_Exercise brief_
Copy each line that contains the string "expanded".

* begin Extracted information *

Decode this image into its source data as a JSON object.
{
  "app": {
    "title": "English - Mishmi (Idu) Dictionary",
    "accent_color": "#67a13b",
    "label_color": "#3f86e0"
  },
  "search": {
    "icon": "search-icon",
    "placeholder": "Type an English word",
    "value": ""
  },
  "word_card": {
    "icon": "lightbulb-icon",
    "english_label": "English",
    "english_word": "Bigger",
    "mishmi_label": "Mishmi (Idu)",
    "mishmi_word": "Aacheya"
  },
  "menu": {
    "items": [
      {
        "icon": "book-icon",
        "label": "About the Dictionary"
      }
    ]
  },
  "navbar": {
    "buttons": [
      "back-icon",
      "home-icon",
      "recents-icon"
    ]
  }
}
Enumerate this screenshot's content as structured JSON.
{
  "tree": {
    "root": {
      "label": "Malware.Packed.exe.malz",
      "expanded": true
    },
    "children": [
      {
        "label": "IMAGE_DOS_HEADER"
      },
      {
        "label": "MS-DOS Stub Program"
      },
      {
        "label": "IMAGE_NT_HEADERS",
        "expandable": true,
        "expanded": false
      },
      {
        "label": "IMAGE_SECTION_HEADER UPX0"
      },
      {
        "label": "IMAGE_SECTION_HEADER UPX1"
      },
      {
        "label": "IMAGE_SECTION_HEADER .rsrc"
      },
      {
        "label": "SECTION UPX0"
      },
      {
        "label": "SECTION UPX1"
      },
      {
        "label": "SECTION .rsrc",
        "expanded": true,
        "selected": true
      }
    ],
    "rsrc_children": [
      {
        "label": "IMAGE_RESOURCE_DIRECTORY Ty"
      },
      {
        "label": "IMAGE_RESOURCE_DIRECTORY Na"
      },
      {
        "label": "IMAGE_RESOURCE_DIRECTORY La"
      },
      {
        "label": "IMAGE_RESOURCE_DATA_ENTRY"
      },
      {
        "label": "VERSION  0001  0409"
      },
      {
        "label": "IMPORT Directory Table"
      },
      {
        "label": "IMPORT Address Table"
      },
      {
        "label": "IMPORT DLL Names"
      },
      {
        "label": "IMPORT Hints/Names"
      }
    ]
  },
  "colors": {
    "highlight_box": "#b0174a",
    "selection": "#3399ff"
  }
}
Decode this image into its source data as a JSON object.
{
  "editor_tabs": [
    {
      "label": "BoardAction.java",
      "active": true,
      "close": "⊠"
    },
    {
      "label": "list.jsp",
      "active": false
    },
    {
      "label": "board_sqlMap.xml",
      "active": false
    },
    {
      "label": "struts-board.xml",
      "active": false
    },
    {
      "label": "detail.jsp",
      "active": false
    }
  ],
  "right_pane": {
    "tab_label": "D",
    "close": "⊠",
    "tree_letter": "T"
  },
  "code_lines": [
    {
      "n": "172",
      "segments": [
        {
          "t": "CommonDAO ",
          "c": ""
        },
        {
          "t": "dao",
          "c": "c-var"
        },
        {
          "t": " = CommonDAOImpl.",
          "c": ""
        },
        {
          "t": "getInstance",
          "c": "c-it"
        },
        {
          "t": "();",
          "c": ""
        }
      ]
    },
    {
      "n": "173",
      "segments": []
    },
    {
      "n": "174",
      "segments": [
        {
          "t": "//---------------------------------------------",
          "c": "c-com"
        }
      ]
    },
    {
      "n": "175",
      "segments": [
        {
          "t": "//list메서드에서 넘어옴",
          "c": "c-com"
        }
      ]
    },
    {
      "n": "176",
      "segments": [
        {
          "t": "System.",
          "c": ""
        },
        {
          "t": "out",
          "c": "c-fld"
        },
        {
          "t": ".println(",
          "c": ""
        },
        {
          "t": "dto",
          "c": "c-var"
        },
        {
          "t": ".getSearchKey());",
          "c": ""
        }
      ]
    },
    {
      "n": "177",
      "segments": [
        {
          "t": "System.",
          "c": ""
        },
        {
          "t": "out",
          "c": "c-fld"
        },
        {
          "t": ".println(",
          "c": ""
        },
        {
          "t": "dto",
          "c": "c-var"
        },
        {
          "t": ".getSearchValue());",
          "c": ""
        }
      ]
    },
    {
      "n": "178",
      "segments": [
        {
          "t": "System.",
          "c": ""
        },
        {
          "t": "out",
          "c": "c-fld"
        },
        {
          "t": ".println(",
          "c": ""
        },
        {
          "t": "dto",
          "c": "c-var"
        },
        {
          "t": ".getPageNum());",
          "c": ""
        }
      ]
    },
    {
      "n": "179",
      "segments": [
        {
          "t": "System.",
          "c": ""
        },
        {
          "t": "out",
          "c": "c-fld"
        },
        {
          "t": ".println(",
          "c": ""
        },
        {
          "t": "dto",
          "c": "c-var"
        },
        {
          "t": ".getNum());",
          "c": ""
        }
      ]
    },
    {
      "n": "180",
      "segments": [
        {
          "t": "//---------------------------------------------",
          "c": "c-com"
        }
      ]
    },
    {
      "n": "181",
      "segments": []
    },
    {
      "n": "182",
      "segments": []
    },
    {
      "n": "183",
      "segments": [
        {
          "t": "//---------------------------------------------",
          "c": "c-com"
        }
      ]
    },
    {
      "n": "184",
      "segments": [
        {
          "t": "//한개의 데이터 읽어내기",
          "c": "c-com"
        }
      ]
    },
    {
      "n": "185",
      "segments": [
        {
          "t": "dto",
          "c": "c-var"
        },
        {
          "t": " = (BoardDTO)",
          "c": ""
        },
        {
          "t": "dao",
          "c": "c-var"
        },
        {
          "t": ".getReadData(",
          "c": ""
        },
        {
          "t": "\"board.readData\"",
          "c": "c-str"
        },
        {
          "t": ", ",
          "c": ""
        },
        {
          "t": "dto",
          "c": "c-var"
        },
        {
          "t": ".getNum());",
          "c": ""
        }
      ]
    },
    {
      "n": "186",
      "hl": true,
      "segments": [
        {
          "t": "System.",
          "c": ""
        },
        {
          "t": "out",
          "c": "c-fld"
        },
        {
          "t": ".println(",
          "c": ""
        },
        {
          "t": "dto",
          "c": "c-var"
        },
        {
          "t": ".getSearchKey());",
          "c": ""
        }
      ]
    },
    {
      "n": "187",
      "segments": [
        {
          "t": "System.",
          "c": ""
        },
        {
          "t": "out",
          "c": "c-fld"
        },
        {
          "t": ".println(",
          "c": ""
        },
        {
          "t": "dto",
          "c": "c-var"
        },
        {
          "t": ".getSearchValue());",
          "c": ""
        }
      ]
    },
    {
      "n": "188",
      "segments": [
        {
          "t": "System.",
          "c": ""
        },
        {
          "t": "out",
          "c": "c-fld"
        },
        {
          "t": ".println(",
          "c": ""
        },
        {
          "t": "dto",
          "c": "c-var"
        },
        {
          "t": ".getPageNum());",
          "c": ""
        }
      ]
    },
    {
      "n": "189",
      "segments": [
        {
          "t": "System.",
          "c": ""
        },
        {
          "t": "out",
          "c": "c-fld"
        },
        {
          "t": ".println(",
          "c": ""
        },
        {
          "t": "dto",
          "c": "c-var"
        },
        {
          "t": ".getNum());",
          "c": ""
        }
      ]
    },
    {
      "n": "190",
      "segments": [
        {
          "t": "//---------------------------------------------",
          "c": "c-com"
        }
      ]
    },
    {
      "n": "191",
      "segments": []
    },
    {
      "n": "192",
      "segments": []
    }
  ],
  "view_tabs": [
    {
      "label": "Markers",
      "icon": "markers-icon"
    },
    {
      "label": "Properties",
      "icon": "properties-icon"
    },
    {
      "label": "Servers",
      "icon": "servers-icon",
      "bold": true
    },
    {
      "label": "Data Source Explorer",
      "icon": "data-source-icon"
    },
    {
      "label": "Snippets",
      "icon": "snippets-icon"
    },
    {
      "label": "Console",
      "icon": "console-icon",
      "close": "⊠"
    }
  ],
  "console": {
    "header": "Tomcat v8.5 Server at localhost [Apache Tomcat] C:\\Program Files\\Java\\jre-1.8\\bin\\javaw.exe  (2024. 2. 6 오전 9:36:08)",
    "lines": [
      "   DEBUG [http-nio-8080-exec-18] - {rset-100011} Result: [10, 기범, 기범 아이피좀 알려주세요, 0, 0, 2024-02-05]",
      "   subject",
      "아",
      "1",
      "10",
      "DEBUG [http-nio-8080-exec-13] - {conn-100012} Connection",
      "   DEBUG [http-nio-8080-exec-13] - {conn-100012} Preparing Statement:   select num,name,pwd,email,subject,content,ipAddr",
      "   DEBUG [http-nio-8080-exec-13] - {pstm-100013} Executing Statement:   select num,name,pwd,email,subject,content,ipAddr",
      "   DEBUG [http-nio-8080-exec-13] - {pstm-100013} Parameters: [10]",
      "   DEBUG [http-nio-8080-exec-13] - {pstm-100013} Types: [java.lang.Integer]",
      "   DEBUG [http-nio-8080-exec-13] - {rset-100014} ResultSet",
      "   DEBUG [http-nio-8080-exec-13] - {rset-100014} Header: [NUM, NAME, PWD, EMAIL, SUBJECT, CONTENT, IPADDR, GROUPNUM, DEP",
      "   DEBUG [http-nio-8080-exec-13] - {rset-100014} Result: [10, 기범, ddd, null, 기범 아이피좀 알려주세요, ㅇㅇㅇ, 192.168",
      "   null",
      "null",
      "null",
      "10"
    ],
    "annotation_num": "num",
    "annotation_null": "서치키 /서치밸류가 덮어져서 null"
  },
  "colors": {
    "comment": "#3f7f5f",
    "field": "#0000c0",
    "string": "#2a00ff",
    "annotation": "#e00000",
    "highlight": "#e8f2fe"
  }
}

* end Extracted information *

_The completed task_
      "expanded": true
        "expanded": false
        "expanded": true,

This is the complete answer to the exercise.